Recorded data
* START *
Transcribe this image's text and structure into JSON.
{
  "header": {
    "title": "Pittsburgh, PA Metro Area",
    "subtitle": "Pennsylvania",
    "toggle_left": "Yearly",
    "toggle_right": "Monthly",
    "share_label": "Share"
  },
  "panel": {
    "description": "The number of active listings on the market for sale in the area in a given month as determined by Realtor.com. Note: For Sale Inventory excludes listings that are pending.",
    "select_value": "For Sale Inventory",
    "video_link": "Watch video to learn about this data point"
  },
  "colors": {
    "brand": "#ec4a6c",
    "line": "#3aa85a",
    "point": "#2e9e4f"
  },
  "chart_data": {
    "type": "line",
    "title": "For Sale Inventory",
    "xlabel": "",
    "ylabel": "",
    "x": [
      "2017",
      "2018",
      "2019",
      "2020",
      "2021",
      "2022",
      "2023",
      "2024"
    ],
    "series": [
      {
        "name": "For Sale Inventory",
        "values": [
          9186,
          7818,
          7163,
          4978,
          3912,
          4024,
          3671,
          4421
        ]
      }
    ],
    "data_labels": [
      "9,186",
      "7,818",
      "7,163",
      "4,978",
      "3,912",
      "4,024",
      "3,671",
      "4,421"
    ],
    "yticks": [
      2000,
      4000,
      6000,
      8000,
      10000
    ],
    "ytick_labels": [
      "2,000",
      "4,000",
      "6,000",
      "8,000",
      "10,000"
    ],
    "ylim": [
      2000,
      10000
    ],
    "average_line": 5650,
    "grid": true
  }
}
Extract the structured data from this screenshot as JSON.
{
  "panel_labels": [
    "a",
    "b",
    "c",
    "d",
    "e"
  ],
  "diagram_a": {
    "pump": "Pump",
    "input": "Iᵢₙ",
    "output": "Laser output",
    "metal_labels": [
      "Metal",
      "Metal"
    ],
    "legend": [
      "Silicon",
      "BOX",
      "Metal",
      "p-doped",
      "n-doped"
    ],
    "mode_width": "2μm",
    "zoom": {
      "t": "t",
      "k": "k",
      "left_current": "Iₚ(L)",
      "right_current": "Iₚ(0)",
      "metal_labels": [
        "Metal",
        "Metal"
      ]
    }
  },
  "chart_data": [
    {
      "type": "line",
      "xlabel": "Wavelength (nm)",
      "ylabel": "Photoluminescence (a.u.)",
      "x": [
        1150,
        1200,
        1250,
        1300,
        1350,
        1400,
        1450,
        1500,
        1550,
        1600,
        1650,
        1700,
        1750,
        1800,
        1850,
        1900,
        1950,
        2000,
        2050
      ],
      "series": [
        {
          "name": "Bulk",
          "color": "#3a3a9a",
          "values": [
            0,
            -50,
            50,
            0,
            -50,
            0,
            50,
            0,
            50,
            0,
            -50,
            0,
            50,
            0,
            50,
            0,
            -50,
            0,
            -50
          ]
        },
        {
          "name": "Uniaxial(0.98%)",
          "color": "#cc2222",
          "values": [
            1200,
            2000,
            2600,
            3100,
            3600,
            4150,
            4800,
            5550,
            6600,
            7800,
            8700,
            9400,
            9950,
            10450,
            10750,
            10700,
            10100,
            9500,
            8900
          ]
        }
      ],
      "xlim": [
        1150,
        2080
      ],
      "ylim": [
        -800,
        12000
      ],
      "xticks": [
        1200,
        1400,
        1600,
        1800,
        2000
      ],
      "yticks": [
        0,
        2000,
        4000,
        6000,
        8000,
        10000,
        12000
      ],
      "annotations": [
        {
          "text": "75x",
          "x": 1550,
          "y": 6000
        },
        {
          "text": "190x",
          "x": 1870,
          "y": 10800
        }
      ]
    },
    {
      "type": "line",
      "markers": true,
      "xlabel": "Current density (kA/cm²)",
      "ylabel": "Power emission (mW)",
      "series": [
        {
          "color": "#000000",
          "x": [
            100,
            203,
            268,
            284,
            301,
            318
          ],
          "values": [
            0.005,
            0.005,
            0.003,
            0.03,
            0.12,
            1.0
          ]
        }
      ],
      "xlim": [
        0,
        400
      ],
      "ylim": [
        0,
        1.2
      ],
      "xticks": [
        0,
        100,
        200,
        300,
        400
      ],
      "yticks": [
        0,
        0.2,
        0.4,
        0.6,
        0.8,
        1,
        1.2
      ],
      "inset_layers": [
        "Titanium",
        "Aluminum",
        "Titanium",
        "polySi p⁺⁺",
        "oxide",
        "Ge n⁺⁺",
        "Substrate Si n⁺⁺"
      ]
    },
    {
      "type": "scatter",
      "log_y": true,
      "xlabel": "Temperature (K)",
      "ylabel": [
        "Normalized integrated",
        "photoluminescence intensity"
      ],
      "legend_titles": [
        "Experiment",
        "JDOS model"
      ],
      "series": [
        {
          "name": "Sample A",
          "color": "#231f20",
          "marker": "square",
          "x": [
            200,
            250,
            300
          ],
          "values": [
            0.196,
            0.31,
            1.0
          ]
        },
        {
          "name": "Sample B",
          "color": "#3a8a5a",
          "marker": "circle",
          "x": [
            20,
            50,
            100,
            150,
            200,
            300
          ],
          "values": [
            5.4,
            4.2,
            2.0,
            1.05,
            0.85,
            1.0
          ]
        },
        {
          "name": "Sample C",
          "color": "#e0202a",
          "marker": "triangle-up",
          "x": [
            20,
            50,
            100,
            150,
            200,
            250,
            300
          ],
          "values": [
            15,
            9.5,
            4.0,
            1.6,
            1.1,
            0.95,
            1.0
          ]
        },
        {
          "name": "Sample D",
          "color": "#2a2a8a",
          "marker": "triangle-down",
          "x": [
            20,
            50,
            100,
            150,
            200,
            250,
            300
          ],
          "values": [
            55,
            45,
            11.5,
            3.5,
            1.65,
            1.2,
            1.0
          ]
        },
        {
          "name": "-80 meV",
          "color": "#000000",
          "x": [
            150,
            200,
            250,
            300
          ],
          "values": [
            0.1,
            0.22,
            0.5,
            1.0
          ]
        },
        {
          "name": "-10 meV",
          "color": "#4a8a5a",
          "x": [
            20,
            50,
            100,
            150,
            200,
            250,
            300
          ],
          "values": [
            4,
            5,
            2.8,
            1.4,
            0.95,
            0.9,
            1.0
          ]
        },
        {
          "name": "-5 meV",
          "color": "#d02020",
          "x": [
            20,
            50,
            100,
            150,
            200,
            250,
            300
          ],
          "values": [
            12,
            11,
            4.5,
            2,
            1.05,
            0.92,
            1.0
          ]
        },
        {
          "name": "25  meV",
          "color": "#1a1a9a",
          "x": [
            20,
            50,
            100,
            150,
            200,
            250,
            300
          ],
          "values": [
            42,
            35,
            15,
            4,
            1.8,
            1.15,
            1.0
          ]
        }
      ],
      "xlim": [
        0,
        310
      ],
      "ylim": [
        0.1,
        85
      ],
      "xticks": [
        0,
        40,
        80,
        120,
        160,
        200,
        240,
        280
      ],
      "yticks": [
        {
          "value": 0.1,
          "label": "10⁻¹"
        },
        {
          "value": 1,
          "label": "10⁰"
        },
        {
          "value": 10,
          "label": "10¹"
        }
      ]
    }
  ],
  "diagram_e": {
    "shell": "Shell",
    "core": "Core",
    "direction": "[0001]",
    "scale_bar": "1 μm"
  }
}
* END *
EXERCISE TASK:
All of the data above should be transcribed exactly.

PROBLEM SOLUTION:
Transcribe this image's text and structure into JSON.
{
  "header": {
    "title": "Pittsburgh, PA Metro Area",
    "subtitle": "Pennsylvania",
    "toggle_left": "Yearly",
    "toggle_right": "Monthly",
    "share_label": "Share"
  },
  "panel": {
    "description": "The number of active listings on the market for sale in the area in a given month as determined by Realtor.com. Note: For Sale Inventory excludes listings that are pending.",
    "select_value": "For Sale Inventory",
    "video_link": "Watch video to learn about this data point"
  },
  "colors": {
    "brand": "#ec4a6c",
    "line": "#3aa85a",
    "point": "#2e9e4f"
  },
  "chart_data": {
    "type": "line",
    "title": "For Sale Inventory",
    "xlabel": "",
    "ylabel": "",
    "x": [
      "2017",
      "2018",
      "2019",
      "2020",
      "2021",
      "2022",
      "2023",
      "2024"
    ],
    "series": [
      {
        "name": "For Sale Inventory",
        "values": [
          9186,
          7818,
          7163,
          4978,
          3912,
          4024,
          3671,
          4421
        ]
      }
    ],
    "data_labels": [
      "9,186",
      "7,818",
      "7,163",
      "4,978",
      "3,912",
      "4,024",
      "3,671",
      "4,421"
    ],
    "yticks": [
      2000,
      4000,
      6000,
      8000,
      10000
    ],
    "ytick_labels": [
      "2,000",
      "4,000",
      "6,000",
      "8,000",
      "10,000"
    ],
    "ylim": [
      2000,
      10000
    ],
    "average_line": 5650,
    "grid": true
  }
}
Extract the structured data from this screenshot as JSON.
{
  "panel_labels": [
    "a",
    "b",
    "c",
    "d",
    "e"
  ],
  "diagram_a": {
    "pump": "Pump",
    "input": "Iᵢₙ",
    "output": "Laser output",
    "metal_labels": [
      "Metal",
      "Metal"
    ],
    "legend": [
      "Silicon",
      "BOX",
      "Metal",
      "p-doped",
      "n-doped"
    ],
    "mode_width": "2μm",
    "zoom": {
      "t": "t",
      "k": "k",
      "left_current": "Iₚ(L)",
      "right_current": "Iₚ(0)",
      "metal_labels": [
        "Metal",
        "Metal"
      ]
    }
  },
  "chart_data": [
    {
      "type": "line",
      "xlabel": "Wavelength (nm)",
      "ylabel": "Photoluminescence (a.u.)",
      "x": [
        1150,
        1200,
        1250,
        1300,
        1350,
        1400,
        1450,
        1500,
        1550,
        1600,
        1650,
        1700,
        1750,
        1800,
        1850,
        1900,
        1950,
        2000,
        2050
      ],
      "series": [
        {
          "name": "Bulk",
          "color": "#3a3a9a",
          "values": [
            0,
            -50,
            50,
            0,
            -50,
            0,
            50,
            0,
            50,
            0,
            -50,
            0,
            50,
            0,
            50,
            0,
            -50,
            0,
            -50
          ]
        },
        {
          "name": "Uniaxial(0.98%)",
          "color": "#cc2222",
          "values": [
            1200,
            2000,
            2600,
            3100,
            3600,
            4150,
            4800,
            5550,
            6600,
            7800,
            8700,
            9400,
            9950,
            10450,
            10750,
            10700,
            10100,
            9500,
            8900
          ]
        }
      ],
      "xlim": [
        1150,
        2080
      ],
      "ylim": [
        -800,
        12000
      ],
      "xticks": [
        1200,
        1400,
        1600,
        1800,
        2000
      ],
      "yticks": [
        0,
        2000,
        4000,
        6000,
        8000,
        10000,
        12000
      ],
      "annotations": [
        {
          "text": "75x",
          "x": 1550,
          "y": 6000
        },
        {
          "text": "190x",
          "x": 1870,
          "y": 10800
        }
      ]
    },
    {
      "type": "line",
      "markers": true,
      "xlabel": "Current density (kA/cm²)",
      "ylabel": "Power emission (mW)",
      "series": [
        {
          "color": "#000000",
          "x": [
            100,
            203,
            268,
            284,
            301,
            318
          ],
          "values": [
            0.005,
            0.005,
            0.003,
            0.03,
            0.12,
            1.0
          ]
        }
      ],
      "xlim": [
        0,
        400
      ],
      "ylim": [
        0,
        1.2
      ],
      "xticks": [
        0,
        100,
        200,
        300,
        400
      ],
      "yticks": [
        0,
        0.2,
        0.4,
        0.6,
        0.8,
        1,
        1.2
      ],
      "inset_layers": [
        "Titanium",
        "Aluminum",
        "Titanium",
        "polySi p⁺⁺",
        "oxide",
        "Ge n⁺⁺",
        "Substrate Si n⁺⁺"
      ]
    },
    {
      "type": "scatter",
      "log_y": true,
      "xlabel": "Temperature (K)",
      "ylabel": [
        "Normalized integrated",
        "photoluminescence intensity"
      ],
      "legend_titles": [
        "Experiment",
        "JDOS model"
      ],
      "series": [
        {
          "name": "Sample A",
          "color": "#231f20",
          "marker": "square",
          "x": [
            200,
            250,
            300
          ],
          "values": [
            0.196,
            0.31,
            1.0
          ]
        },
        {
          "name": "Sample B",
          "color": "#3a8a5a",
          "marker": "circle",
          "x": [
            20,
            50,
            100,
            150,
            200,
            300
          ],
          "values": [
            5.4,
            4.2,
            2.0,
            1.05,
            0.85,
            1.0
          ]
        },
        {
          "name": "Sample C",
          "color": "#e0202a",
          "marker": "triangle-up",
          "x": [
            20,
            50,
            100,
            150,
            200,
            250,
            300
          ],
          "values": [
            15,
            9.5,
            4.0,
            1.6,
            1.1,
            0.95,
            1.0
          ]
        },
        {
          "name": "Sample D",
          "color": "#2a2a8a",
          "marker": "triangle-down",
          "x": [
            20,
            50,
            100,
            150,
            200,
            250,
            300
          ],
          "values": [
            55,
            45,
            11.5,
            3.5,
            1.65,
            1.2,
            1.0
          ]
        },
        {
          "name": "-80 meV",
          "color": "#000000",
          "x": [
            150,
            200,
            250,
            300
          ],
          "values": [
            0.1,
            0.22,
            0.5,
            1.0
          ]
        },
        {
          "name": "-10 meV",
          "color": "#4a8a5a",
          "x": [
            20,
            50,
            100,
            150,
            200,
            250,
            300
          ],
          "values": [
            4,
            5,
            2.8,
            1.4,
            0.95,
            0.9,
            1.0
          ]
        },
        {
          "name": "-5 meV",
          "color": "#d02020",
          "x": [
            20,
            50,
            100,
            150,
            200,
            250,
            300
          ],
          "values": [
            12,
            11,
            4.5,
            2,
            1.05,
            0.92,
            1.0
          ]
        },
        {
          "name": "25  meV",
          "color": "#1a1a9a",
          "x": [
            20,
            50,
            100,
            150,
            200,
            250,
            300
          ],
          "values": [
            42,
            35,
            15,
            4,
            1.8,
            1.15,
            1.0
          ]
        }
      ],
      "xlim": [
        0,
        310
      ],
      "ylim": [
        0.1,
        85
      ],
      "xticks": [
        0,
        40,
        80,
        120,
        160,
        200,
        240,
        280
      ],
      "yticks": [
        {
          "value": 0.1,
          "label": "10⁻¹"
        },
        {
          "value": 1,
          "label": "10⁰"
        },
        {
          "value": 10,
          "label": "10¹"
        }
      ]
    }
  ],
  "diagram_e": {
    "shell": "Shell",
    "core": "Core",
    "direction": "[0001]",
    "scale_bar": "1 μm"
  }
}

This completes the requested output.